Given problem
In the records below, locate the line containing "Read this page and output its text content."; output that line and every following line through the last, exactly.

Extracted material
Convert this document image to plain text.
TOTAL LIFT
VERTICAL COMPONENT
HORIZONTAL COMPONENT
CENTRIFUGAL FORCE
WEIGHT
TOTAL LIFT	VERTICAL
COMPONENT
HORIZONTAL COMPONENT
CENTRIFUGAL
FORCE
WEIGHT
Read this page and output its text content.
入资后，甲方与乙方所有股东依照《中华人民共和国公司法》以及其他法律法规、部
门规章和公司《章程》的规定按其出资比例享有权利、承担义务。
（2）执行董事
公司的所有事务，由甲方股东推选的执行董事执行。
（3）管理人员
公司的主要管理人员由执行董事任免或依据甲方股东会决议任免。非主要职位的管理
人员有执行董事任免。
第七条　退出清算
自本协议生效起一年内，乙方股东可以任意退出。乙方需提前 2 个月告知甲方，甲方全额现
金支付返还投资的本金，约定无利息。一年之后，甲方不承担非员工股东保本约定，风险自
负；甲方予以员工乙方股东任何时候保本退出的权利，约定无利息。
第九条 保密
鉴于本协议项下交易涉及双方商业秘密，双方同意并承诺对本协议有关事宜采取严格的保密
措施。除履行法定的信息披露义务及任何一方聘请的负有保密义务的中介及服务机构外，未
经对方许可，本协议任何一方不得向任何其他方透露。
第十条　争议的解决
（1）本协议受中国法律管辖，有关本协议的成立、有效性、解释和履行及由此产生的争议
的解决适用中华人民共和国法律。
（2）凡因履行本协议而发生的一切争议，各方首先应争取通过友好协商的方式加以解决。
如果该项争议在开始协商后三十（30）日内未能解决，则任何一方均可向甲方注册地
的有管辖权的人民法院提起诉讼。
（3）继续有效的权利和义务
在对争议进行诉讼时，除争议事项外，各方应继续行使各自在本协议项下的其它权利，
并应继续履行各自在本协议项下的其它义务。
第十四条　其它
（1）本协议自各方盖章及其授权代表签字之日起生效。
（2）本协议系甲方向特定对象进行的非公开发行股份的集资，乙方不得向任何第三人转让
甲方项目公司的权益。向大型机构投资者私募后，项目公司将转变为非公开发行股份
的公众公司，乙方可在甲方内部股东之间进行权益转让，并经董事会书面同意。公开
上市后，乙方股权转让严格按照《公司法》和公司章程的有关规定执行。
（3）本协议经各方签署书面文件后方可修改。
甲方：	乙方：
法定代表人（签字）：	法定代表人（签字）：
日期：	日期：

Problem solution
Read this page and output its text content.
入资后，甲方与乙方所有股东依照《中华人民共和国公司法》以及其他法律法规、部
门规章和公司《章程》的规定按其出资比例享有权利、承担义务。
（2）执行董事
公司的所有事务，由甲方股东推选的执行董事执行。
（3）管理人员
公司的主要管理人员由执行董事任免或依据甲方股东会决议任免。非主要职位的管理
人员有执行董事任免。
第七条　退出清算
自本协议生效起一年内，乙方股东可以任意退出。乙方需提前 2 个月告知甲方，甲方全额现
金支付返还投资的本金，约定无利息。一年之后，甲方不承担非员工股东保本约定，风险自
负；甲方予以员工乙方股东任何时候保本退出的权利，约定无利息。
第九条 保密
鉴于本协议项下交易涉及双方商业秘密，双方同意并承诺对本协议有关事宜采取严格的保密
措施。除履行法定的信息披露义务及任何一方聘请的负有保密义务的中介及服务机构外，未
经对方许可，本协议任何一方不得向任何其他方透露。
第十条　争议的解决
（1）本协议受中国法律管辖，有关本协议的成立、有效性、解释和履行及由此产生的争议
的解决适用中华人民共和国法律。
（2）凡因履行本协议而发生的一切争议，各方首先应争取通过友好协商的方式加以解决。
如果该项争议在开始协商后三十（30）日内未能解决，则任何一方均可向甲方注册地
的有管辖权的人民法院提起诉讼。
（3）继续有效的权利和义务
在对争议进行诉讼时，除争议事项外，各方应继续行使各自在本协议项下的其它权利，
并应继续履行各自在本协议项下的其它义务。
第十四条　其它
（1）本协议自各方盖章及其授权代表签字之日起生效。
（2）本协议系甲方向特定对象进行的非公开发行股份的集资，乙方不得向任何第三人转让
甲方项目公司的权益。向大型机构投资者私募后，项目公司将转变为非公开发行股份
的公众公司，乙方可在甲方内部股东之间进行权益转让，并经董事会书面同意。公开
上市后，乙方股权转让严格按照《公司法》和公司章程的有关规定执行。
（3）本协议经各方签署书面文件后方可修改。
甲方：	乙方：
法定代表人（签字）：	法定代表人（签字）：
日期：	日期：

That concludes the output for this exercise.